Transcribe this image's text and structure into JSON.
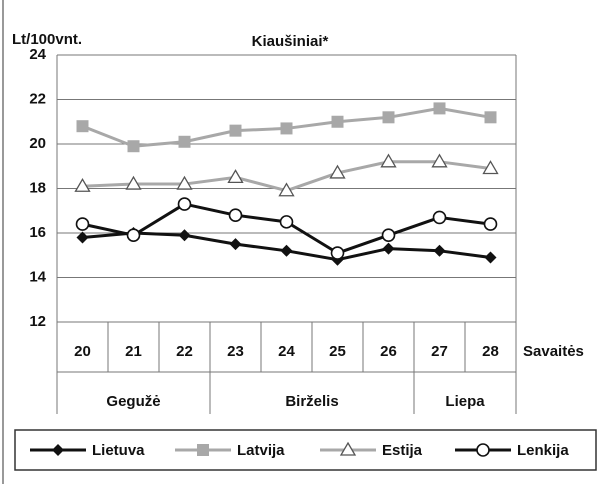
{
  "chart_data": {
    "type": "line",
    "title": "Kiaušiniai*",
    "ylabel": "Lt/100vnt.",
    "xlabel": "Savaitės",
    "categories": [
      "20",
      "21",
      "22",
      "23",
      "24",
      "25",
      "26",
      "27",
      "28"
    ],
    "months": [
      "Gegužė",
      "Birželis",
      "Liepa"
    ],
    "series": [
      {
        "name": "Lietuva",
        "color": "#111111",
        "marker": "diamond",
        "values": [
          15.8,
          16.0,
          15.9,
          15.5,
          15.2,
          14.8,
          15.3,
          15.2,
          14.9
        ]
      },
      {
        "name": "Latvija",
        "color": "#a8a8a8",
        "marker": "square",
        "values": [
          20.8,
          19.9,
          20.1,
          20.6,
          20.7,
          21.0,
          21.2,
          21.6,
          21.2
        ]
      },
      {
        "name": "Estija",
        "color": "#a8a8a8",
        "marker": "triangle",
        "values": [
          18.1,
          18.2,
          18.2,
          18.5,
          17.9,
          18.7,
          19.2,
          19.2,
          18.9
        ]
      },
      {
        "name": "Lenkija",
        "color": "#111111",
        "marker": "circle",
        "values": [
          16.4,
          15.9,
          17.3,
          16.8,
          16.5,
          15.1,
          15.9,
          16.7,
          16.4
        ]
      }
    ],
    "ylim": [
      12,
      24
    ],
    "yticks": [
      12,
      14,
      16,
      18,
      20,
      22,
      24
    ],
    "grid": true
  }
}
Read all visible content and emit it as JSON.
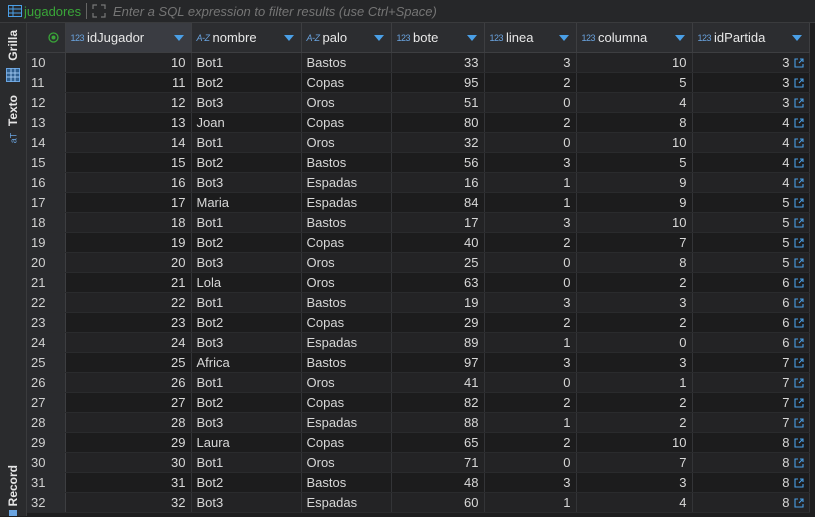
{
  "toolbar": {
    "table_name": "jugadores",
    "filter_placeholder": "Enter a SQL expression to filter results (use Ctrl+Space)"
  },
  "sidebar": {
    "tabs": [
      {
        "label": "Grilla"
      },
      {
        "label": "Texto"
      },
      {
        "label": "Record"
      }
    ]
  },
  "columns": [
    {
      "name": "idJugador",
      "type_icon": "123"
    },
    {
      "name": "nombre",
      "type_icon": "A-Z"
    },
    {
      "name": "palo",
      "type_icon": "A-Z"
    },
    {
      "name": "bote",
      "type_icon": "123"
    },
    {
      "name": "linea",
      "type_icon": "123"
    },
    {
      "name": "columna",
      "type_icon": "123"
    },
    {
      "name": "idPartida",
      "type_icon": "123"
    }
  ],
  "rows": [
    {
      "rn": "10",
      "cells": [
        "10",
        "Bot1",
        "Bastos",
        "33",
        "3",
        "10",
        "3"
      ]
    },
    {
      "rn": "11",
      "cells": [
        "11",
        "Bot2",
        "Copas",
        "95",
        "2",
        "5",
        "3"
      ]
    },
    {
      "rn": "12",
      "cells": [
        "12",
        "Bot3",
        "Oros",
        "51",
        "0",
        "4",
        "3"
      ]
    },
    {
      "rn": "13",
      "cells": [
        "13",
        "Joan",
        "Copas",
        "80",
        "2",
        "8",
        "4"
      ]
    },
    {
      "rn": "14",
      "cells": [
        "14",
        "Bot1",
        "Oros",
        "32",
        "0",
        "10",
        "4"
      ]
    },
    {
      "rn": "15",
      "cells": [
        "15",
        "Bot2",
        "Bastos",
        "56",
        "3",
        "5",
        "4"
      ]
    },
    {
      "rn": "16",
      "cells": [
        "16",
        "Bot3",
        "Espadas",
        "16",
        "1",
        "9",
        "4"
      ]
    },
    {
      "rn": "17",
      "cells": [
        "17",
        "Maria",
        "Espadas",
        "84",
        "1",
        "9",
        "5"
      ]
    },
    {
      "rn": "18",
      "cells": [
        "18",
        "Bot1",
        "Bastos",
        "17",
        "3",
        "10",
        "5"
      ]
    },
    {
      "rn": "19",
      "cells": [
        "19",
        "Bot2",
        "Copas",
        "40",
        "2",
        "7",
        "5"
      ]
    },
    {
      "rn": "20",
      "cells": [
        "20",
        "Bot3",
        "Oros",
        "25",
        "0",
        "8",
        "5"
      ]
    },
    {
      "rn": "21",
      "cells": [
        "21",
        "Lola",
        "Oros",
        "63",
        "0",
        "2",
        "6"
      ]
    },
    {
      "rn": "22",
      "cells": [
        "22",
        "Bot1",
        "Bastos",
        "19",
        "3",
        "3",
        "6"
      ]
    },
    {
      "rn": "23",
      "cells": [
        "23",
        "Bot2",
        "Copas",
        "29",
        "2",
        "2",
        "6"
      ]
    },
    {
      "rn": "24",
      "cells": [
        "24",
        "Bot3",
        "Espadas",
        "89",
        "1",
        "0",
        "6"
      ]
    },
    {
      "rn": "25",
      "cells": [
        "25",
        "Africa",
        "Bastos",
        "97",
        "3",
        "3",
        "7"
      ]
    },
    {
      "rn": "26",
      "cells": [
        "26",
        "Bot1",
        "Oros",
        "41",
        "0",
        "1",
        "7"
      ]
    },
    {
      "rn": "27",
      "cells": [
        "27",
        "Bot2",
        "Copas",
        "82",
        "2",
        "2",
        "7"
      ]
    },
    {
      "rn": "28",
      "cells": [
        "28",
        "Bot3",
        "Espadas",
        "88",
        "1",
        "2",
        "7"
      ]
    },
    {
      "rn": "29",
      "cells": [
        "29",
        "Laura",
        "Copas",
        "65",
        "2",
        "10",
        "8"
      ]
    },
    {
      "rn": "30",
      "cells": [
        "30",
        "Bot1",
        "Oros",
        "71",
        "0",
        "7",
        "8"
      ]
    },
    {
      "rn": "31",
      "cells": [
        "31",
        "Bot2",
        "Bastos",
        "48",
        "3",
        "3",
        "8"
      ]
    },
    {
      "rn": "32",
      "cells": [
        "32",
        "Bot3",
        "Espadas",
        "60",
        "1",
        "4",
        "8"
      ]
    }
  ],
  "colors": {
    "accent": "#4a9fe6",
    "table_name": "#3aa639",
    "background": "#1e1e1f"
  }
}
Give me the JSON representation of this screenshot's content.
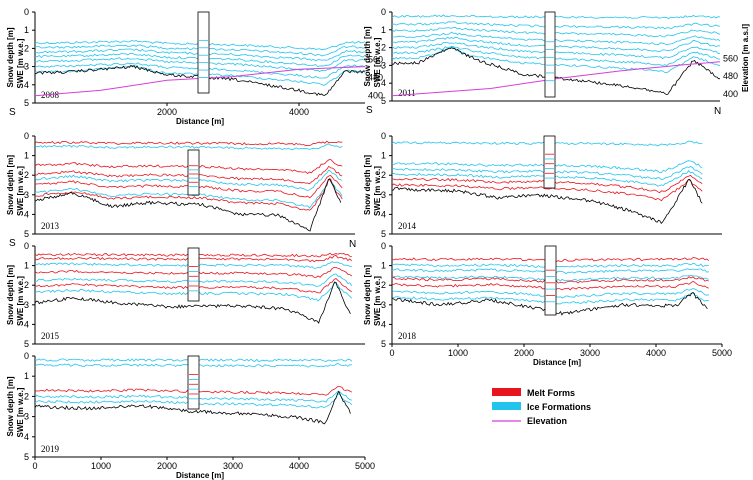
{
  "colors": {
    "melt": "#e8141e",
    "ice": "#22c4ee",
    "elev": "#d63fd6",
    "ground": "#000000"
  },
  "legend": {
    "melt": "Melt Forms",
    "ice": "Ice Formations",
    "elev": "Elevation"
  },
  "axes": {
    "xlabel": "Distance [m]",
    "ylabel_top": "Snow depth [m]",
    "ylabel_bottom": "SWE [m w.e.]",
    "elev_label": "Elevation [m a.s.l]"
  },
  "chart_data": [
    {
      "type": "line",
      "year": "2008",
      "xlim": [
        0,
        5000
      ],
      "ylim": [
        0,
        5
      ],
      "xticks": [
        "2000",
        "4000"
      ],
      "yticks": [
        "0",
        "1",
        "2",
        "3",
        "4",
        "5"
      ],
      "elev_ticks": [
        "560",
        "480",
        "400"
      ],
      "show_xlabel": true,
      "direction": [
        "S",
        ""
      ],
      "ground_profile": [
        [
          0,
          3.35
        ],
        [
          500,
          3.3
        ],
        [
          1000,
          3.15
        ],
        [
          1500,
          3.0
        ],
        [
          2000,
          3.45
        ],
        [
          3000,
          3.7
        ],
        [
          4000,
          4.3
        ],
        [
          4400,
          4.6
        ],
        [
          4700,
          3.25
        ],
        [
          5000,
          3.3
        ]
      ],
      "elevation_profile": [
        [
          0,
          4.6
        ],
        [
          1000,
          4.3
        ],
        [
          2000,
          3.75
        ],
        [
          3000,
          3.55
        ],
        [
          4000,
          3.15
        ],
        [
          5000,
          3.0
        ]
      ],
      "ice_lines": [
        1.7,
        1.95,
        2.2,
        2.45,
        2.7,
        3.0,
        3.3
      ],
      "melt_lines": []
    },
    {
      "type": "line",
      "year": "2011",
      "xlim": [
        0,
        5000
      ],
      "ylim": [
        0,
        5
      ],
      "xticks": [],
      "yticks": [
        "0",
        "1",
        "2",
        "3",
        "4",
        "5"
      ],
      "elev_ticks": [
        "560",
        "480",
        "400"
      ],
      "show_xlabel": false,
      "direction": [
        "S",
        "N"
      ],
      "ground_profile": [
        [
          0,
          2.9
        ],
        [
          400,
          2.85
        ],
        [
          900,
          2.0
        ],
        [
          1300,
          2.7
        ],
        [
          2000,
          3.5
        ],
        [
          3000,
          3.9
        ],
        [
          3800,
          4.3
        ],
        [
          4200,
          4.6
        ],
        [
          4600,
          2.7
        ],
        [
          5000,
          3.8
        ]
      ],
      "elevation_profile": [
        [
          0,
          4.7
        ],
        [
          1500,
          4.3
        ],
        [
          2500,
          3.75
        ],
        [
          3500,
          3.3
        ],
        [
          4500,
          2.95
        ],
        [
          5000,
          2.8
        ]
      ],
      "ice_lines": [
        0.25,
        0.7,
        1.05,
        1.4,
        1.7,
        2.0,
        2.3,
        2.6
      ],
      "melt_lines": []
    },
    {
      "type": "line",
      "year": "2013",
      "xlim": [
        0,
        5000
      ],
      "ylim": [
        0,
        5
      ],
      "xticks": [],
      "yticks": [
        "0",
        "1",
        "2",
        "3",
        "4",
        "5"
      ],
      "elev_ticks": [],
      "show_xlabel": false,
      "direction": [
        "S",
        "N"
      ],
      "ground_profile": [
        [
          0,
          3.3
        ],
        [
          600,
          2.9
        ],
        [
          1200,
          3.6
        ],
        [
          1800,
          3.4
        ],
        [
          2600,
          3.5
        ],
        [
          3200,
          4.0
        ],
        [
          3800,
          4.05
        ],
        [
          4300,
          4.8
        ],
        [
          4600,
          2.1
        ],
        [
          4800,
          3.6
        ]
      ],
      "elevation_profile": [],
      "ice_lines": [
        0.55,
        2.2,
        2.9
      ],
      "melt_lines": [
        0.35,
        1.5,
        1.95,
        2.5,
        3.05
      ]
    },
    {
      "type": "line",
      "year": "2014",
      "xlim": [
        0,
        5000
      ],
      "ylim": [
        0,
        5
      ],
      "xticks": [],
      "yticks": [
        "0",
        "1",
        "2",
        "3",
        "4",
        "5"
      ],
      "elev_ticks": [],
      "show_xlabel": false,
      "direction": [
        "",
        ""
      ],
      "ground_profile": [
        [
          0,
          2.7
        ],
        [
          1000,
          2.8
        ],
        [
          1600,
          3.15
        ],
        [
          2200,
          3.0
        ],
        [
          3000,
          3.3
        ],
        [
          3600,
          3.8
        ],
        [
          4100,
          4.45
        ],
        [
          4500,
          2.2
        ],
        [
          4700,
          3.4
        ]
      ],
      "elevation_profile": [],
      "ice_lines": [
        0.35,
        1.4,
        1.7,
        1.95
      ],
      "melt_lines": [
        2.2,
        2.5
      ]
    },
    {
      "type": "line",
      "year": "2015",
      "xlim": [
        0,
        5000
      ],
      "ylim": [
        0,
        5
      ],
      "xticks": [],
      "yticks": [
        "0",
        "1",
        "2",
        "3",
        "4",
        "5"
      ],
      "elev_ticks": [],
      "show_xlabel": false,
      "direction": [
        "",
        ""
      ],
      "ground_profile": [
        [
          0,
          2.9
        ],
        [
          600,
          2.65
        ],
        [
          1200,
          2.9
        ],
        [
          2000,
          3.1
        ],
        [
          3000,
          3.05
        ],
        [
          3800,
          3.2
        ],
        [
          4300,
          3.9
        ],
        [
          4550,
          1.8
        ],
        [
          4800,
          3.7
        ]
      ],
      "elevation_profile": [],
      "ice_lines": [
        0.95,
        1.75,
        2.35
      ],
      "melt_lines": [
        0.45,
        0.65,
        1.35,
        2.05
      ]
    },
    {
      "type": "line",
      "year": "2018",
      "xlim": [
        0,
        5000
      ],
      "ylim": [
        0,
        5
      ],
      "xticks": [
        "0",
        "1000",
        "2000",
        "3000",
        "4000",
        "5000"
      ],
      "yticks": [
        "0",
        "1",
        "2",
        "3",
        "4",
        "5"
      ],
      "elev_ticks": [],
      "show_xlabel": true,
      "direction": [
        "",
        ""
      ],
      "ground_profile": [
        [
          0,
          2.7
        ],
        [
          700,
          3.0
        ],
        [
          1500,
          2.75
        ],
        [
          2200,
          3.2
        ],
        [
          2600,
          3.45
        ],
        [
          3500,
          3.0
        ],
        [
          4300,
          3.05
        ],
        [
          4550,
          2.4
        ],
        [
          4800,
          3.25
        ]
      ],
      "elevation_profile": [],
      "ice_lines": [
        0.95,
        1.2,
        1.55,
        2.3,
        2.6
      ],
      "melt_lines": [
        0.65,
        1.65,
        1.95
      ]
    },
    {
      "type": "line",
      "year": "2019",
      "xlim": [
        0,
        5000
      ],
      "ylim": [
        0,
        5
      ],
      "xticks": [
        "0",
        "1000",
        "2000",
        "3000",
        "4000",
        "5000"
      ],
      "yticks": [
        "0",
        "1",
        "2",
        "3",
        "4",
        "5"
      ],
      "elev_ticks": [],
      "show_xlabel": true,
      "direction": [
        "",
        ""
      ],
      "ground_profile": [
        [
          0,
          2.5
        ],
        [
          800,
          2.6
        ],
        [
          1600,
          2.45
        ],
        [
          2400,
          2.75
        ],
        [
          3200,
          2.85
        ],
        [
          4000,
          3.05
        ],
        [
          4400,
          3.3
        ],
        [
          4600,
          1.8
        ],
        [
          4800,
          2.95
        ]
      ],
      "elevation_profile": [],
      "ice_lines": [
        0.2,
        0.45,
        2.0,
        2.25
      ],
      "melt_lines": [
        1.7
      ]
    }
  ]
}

:::

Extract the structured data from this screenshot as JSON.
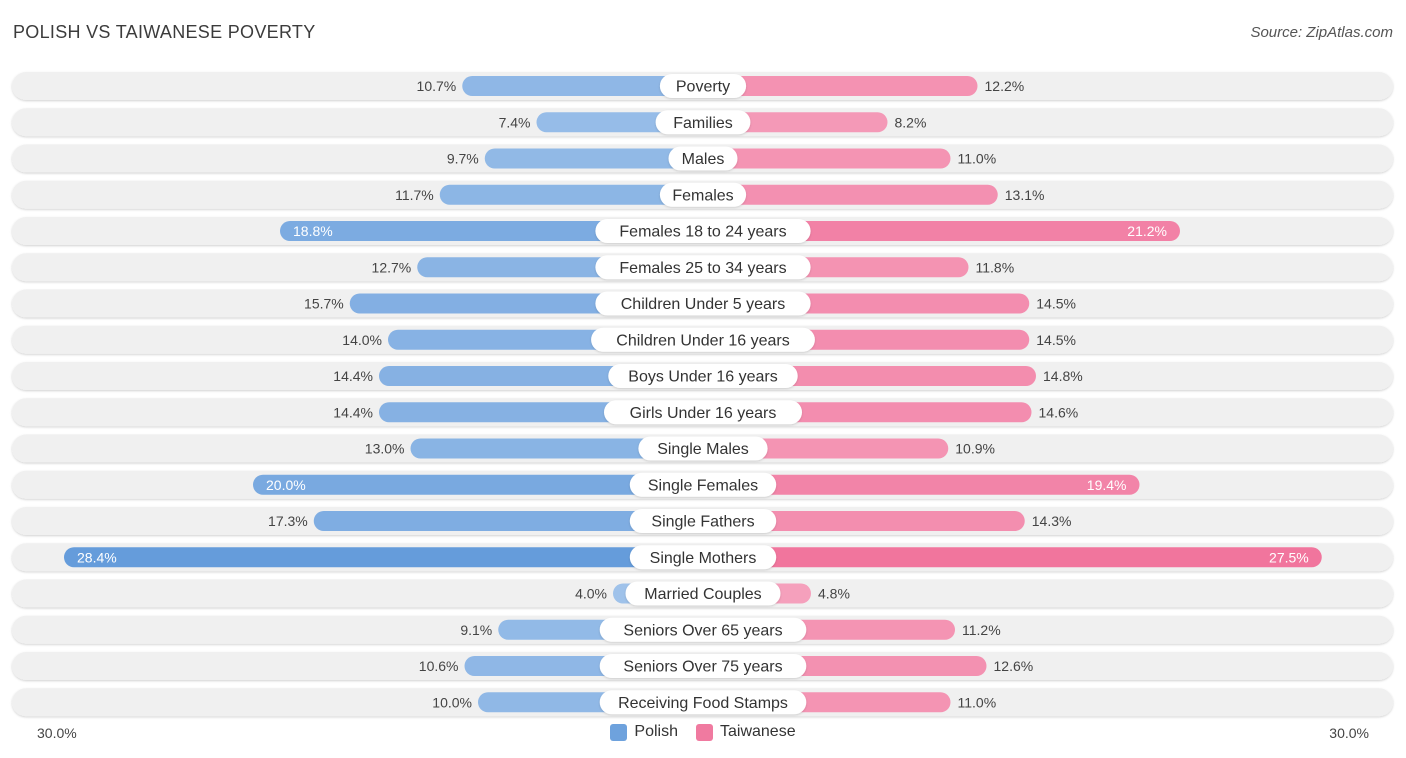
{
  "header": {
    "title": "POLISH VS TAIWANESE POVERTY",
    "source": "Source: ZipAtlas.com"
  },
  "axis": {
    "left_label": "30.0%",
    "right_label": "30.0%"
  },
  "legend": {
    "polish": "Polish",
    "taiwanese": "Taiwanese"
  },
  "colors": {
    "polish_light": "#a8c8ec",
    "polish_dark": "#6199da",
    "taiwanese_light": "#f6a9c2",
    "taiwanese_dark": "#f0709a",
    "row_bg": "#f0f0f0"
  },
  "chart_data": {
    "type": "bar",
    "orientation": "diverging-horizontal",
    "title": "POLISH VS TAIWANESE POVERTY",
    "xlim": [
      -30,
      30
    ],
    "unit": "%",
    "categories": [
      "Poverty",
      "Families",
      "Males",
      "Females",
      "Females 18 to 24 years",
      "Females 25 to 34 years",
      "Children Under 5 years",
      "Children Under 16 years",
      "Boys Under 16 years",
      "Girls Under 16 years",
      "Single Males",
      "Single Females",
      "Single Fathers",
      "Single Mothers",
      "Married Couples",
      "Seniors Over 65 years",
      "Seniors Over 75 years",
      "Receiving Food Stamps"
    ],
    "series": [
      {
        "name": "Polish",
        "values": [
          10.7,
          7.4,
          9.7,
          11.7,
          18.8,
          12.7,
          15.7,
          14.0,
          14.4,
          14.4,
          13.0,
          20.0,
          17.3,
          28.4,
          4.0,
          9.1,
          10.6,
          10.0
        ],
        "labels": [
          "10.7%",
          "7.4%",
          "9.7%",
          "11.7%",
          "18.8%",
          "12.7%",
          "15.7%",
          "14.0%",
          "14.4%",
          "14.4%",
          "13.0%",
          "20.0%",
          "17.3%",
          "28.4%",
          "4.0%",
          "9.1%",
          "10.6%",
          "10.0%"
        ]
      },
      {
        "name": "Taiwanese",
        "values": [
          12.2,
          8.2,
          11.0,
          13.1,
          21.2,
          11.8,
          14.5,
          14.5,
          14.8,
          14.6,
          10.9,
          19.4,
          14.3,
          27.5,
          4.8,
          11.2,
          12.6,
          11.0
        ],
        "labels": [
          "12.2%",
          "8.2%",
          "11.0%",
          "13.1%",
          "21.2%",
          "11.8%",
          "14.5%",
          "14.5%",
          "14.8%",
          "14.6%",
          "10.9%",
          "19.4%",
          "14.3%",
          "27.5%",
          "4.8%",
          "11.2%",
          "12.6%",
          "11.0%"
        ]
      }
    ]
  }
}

:::

_Task description:_ Find the word "years" in the data and show each line that holds it.

_Solution to the exercise:_
      "Females 18 to 24 years",
      "Females 25 to 34 years",
      "Children Under 5 years",
      "Children Under 16 years",
      "Boys Under 16 years",
      "Girls Under 16 years",
      "Seniors Over 65 years",
      "Seniors Over 75 years",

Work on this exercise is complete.